On Tuesday, life got a whole lot easier when I Installed Anaconda – Navigator. Up until this point I was writing my python scripts in TextWrangler Editor on the Mac which was not ideal.

Through Anaconda, I discovered Spider IDE which was like a breath of fresh air. No longer did I have to worry about aligned spaces, open and closed parenthesis, curly and square brackets. Now with the proper IDE environment I was able to begin my journey down the Pandas Jungle…

Here is what I did:

Completed the course of Pandas Fundamentals
Installed Anaconda Panda Python Module, SQL Lite
Created Pandas/Python Scripts:

Read in CSV file (Tate Museum Collection) and output to pickle file
Read in JSON file write output to screen
Traverse directories with multiple JSON files and write output to a file
Perform iteration, aggregation, and filtering (transformation)
Created indexes on data from CSV file for faster retrieval or data
Read data source (Tate Museum Collection) and output data to Excel Spreadsheets, with multiple columns, multiple sheets, and with colored columns options
Connects to RDBMS using SQLAlchemy module (Used SQL Lite Database as POC) which creates a table and writes data to the table from a data source (pickle file)
Create JSON file output from a data source (pickle file)
Create graph using matplotlib.pyplot and matplotlib modules. See attachment.

Entries supplied

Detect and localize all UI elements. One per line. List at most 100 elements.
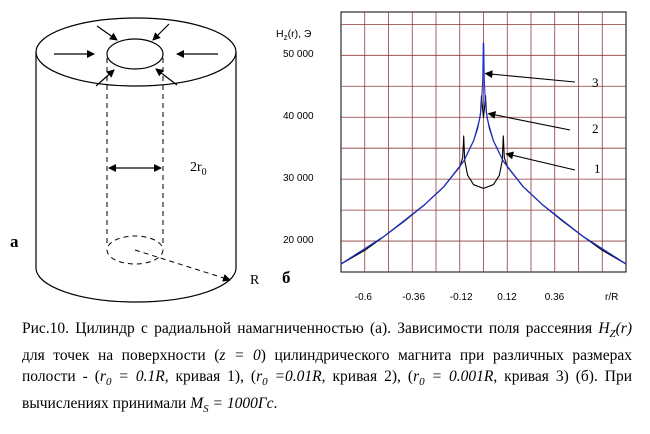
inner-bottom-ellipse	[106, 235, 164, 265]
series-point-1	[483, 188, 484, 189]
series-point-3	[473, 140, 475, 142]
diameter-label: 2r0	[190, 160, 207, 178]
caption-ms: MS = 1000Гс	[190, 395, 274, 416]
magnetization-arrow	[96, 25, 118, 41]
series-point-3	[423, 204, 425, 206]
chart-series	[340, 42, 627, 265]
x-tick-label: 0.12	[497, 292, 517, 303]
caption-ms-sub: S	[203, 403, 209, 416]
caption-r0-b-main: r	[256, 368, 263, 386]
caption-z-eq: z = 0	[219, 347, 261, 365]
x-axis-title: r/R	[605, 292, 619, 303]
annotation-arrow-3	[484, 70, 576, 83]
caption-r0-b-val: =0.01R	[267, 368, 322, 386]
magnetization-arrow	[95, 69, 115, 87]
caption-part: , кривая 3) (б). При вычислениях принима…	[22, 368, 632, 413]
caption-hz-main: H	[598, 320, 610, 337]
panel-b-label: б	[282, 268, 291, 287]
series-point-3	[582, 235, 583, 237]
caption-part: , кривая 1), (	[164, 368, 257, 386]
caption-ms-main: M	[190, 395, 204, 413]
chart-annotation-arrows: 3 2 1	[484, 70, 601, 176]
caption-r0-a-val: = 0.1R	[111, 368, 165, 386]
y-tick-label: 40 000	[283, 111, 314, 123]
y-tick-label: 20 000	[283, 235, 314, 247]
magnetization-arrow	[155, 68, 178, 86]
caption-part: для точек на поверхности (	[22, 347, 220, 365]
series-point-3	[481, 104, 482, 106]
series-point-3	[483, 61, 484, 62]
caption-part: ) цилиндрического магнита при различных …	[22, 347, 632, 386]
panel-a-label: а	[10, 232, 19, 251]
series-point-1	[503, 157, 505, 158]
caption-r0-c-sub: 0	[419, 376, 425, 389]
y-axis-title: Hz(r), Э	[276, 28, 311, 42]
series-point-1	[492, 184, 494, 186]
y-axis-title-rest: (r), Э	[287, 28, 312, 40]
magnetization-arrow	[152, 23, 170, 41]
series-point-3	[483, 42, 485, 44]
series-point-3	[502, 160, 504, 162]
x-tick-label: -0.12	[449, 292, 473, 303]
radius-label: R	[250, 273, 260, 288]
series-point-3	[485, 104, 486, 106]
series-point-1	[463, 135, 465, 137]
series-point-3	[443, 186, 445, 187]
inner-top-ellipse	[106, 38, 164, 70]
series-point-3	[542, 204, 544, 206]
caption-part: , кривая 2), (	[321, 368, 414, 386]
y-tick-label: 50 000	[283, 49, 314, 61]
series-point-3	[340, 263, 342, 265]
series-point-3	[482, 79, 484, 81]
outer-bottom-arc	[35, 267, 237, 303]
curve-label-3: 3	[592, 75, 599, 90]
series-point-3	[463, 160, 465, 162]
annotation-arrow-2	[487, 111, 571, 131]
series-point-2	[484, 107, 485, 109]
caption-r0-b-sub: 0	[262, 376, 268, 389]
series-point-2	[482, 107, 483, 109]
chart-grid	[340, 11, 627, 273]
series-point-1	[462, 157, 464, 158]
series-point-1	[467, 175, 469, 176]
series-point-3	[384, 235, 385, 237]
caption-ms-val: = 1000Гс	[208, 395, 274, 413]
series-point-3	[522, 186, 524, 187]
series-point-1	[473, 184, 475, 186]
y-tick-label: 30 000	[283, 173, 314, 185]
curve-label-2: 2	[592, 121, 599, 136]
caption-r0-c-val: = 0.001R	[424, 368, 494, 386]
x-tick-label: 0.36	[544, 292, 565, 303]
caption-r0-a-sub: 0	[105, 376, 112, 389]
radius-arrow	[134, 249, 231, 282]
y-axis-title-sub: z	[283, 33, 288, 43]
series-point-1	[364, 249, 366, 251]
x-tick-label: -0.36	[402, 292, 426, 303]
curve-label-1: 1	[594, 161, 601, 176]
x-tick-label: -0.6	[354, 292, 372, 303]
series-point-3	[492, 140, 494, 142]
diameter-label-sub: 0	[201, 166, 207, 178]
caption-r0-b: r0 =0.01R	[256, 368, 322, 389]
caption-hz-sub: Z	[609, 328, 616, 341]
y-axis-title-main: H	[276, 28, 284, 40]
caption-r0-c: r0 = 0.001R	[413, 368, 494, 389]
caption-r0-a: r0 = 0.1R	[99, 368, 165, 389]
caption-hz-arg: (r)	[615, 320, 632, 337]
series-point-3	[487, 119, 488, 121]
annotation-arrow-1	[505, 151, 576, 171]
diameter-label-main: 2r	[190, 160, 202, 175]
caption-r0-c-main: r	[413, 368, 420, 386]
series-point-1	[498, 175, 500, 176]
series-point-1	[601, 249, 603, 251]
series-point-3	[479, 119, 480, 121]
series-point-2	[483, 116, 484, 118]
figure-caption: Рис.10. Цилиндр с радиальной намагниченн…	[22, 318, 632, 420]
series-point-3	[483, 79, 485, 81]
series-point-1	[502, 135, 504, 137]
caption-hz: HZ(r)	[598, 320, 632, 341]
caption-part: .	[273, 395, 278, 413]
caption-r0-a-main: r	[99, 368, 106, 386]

---

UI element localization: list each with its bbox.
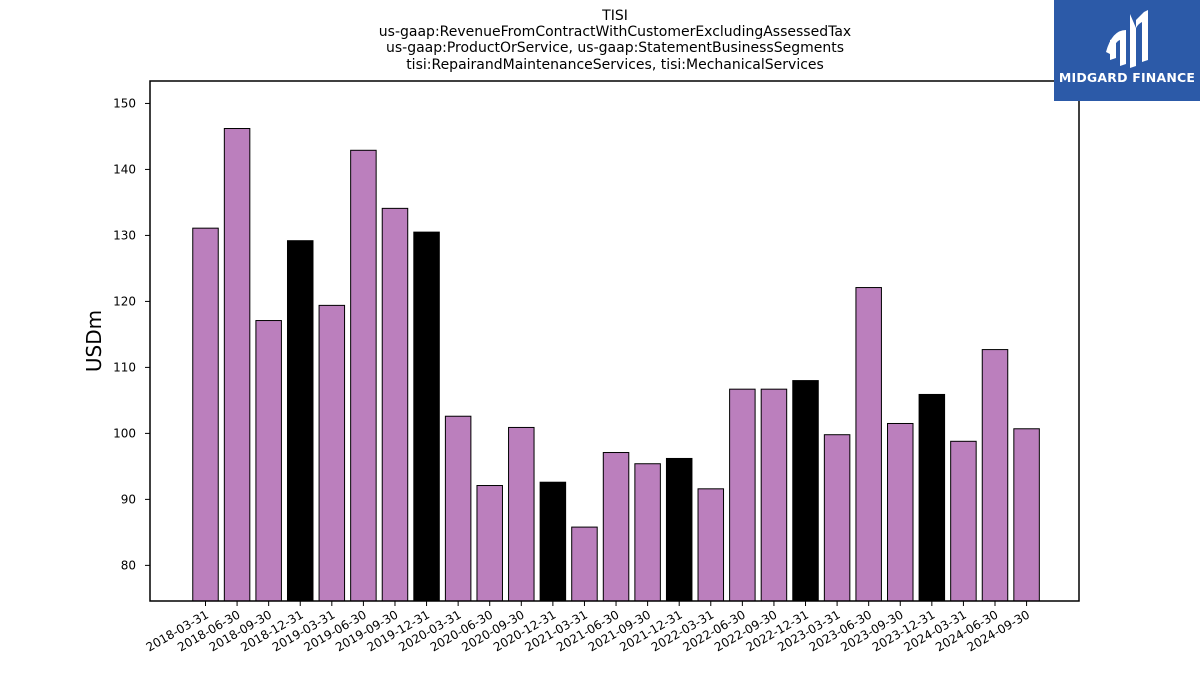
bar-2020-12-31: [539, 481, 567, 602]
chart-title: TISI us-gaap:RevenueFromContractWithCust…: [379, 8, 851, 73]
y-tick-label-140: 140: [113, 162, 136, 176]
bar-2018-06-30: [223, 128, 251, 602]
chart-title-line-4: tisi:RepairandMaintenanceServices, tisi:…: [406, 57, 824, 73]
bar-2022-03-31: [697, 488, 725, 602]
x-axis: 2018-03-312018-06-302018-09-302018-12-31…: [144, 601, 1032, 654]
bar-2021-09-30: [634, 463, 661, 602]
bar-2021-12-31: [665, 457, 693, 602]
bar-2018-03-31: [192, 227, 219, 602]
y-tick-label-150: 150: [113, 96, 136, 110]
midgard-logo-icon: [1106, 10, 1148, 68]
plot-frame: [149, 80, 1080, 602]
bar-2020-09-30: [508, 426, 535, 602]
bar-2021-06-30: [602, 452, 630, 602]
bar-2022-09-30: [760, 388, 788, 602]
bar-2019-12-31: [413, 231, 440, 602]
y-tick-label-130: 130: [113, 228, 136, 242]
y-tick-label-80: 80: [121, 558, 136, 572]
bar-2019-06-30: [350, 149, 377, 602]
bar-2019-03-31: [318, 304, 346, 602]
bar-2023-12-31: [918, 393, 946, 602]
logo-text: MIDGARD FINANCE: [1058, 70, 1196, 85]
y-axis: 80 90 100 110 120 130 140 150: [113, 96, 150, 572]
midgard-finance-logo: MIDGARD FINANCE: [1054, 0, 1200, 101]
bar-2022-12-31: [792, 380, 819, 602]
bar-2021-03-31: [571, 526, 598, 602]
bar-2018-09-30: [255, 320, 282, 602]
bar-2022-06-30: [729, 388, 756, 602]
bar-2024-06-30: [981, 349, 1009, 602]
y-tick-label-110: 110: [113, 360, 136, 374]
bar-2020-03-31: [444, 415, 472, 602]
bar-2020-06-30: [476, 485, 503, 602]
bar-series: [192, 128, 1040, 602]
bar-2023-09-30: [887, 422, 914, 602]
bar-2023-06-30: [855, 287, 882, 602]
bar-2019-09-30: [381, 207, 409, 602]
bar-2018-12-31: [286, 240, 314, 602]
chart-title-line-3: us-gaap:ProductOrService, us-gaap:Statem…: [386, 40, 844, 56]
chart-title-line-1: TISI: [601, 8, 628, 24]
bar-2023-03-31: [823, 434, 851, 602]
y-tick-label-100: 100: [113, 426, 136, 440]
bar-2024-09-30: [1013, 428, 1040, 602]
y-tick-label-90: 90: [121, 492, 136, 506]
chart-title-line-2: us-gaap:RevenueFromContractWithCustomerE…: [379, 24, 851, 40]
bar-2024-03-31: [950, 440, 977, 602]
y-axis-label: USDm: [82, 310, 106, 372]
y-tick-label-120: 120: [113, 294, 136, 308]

* * *

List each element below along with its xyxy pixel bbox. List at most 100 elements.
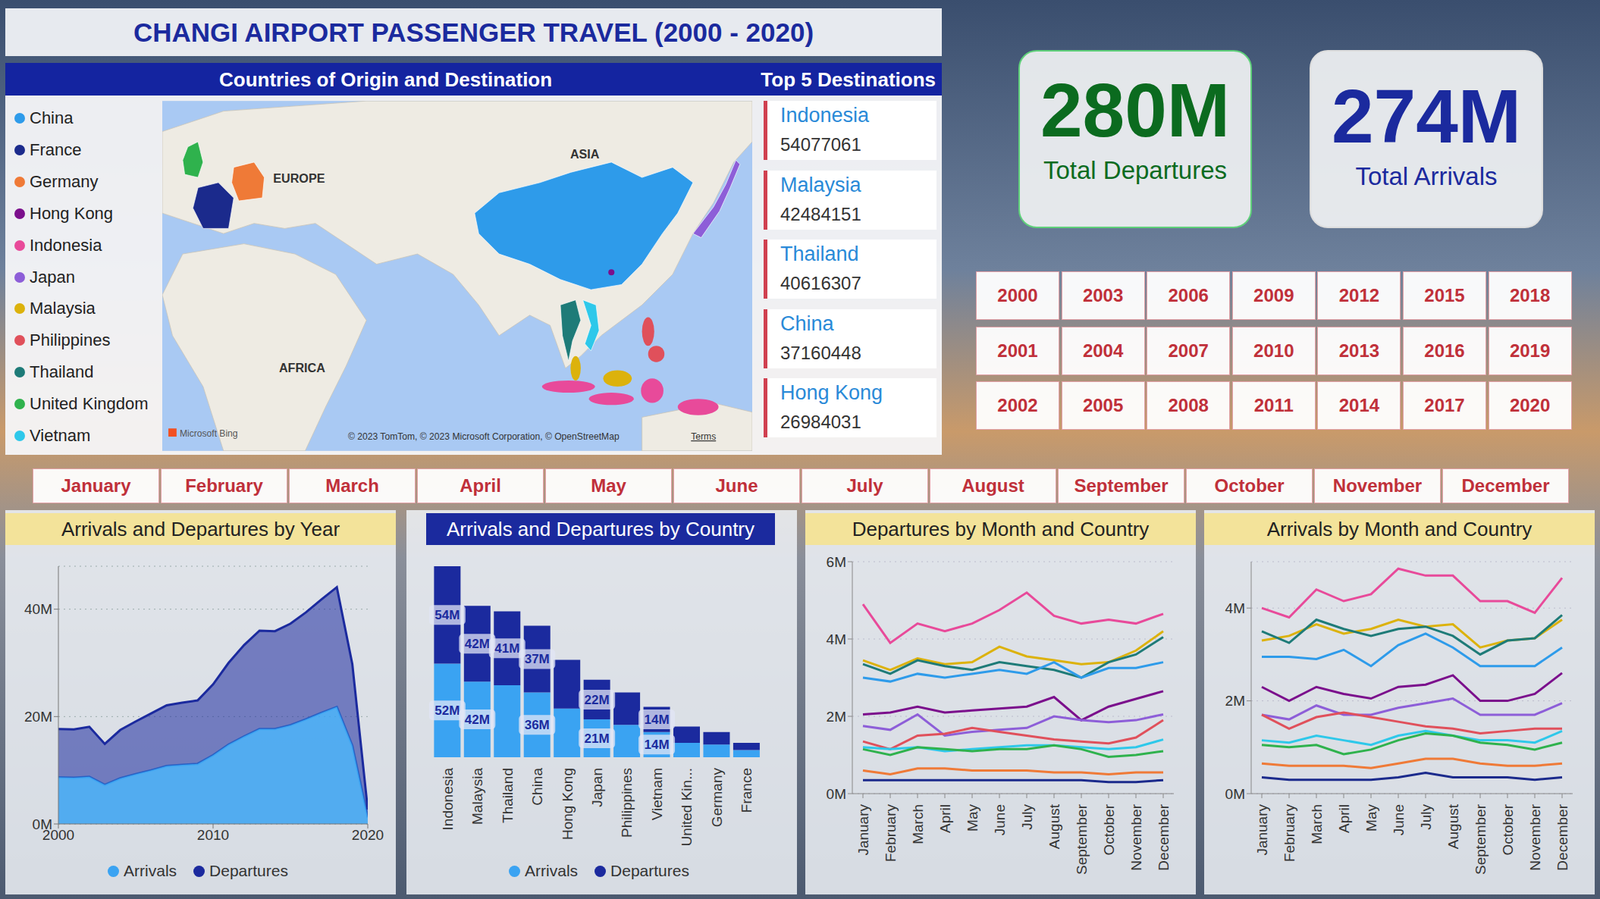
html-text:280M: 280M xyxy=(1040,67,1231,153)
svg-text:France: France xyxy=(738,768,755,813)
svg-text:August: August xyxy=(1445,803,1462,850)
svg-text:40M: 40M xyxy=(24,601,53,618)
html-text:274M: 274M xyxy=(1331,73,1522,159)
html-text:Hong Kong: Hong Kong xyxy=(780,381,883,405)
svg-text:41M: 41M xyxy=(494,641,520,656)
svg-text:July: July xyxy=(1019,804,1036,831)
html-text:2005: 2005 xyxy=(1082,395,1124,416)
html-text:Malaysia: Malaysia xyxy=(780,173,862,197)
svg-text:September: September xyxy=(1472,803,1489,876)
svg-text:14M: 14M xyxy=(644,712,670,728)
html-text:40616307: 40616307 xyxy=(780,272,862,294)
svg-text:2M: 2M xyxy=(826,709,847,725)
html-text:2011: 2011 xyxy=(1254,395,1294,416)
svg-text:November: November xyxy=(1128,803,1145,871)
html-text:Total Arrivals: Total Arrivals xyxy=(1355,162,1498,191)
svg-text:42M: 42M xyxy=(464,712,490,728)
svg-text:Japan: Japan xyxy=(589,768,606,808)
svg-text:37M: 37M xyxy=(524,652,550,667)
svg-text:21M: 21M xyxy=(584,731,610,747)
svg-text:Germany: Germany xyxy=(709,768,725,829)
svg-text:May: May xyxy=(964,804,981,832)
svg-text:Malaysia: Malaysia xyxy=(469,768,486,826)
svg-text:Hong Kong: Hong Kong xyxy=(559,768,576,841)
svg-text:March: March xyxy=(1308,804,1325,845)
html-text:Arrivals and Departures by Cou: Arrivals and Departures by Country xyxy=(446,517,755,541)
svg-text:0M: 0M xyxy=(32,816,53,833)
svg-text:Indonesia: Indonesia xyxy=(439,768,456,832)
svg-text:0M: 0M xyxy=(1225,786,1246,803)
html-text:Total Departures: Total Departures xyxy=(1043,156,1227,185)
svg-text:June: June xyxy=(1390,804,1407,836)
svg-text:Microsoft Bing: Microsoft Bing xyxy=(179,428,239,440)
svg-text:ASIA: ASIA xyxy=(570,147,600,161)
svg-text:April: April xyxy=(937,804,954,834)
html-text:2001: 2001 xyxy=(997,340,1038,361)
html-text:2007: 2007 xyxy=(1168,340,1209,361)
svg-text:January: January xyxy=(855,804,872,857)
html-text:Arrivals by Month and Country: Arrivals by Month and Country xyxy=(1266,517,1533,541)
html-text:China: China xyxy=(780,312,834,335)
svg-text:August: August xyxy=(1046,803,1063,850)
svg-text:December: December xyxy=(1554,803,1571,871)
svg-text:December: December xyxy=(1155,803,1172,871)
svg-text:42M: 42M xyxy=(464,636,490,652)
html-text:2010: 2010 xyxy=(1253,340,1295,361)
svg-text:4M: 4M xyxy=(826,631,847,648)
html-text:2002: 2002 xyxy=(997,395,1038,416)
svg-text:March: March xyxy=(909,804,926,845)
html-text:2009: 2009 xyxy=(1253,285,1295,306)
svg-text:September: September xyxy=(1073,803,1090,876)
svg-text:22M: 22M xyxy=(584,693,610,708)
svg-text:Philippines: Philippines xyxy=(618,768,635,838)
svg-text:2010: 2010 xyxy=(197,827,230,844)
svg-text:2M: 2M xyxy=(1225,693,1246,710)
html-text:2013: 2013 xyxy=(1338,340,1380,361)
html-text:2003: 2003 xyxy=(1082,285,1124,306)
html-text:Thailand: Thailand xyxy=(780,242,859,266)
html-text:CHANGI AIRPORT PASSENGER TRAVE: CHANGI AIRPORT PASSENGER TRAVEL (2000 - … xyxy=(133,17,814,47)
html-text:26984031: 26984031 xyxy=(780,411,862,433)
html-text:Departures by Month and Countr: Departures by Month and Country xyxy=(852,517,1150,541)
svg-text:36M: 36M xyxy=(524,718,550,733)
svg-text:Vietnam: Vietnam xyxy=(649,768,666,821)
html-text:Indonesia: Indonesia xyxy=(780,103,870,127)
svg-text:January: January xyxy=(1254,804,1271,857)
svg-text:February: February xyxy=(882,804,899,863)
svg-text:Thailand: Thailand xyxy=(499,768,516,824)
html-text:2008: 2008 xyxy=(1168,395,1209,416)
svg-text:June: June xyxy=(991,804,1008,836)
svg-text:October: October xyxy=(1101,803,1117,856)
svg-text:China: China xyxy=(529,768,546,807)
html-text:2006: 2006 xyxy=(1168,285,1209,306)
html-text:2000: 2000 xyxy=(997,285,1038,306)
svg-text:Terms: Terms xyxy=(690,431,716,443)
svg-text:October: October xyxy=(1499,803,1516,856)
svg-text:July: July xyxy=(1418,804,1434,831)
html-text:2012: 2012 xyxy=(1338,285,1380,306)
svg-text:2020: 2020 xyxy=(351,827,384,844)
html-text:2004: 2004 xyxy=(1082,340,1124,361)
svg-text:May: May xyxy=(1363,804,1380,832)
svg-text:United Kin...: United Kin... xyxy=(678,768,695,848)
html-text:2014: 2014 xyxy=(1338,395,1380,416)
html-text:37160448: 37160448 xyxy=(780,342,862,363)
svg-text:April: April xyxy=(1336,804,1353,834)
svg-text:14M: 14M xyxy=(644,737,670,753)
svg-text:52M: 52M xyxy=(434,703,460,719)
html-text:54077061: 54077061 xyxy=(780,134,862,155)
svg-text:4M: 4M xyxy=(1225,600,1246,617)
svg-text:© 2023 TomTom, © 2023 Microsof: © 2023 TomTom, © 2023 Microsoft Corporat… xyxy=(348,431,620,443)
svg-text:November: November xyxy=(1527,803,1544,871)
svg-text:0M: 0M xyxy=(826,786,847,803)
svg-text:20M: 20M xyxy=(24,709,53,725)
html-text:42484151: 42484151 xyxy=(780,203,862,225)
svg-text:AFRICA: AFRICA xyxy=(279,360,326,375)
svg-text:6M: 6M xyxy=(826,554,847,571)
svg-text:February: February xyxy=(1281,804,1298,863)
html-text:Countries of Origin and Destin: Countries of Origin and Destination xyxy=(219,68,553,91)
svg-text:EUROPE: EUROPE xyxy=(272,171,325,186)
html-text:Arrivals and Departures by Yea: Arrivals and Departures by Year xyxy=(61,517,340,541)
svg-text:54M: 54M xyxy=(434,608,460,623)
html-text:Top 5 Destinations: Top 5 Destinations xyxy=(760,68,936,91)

Problem details
Continue the account of getting started with Pandas through Anaconda, picking up right after its last sentence.

Expected answer
**Bonus Points ** Continued to drudge old nightmares from freshman year of Highs school as I took a stroll down memory lane with distribute binomials, perfect square binomials, difference of square binomials, factor perfect square trinomials and factor difference of squares, F.O.I.L. and other Algebraic muses.

In addition, revisited conjugating verbs in Español and writing descriptions (en Español) for 9 family members Next Steps..
There are many places I still need to explore..

Below are some topics I am considering:

A Return to SQL Server Advanced Features:

– Columnstore Indexes
– Best practices around SQL Server AlwaysOn (Snapshot Isolation/sizing of Tempdb, etc)

Getting Started with Kubernetes with an old buddy (Nigel)
Getting Started with Apache Kafka
Understanding Apache ZooKeeper and its use cases

I will give it some thought over the weekend and start fresh on Monday.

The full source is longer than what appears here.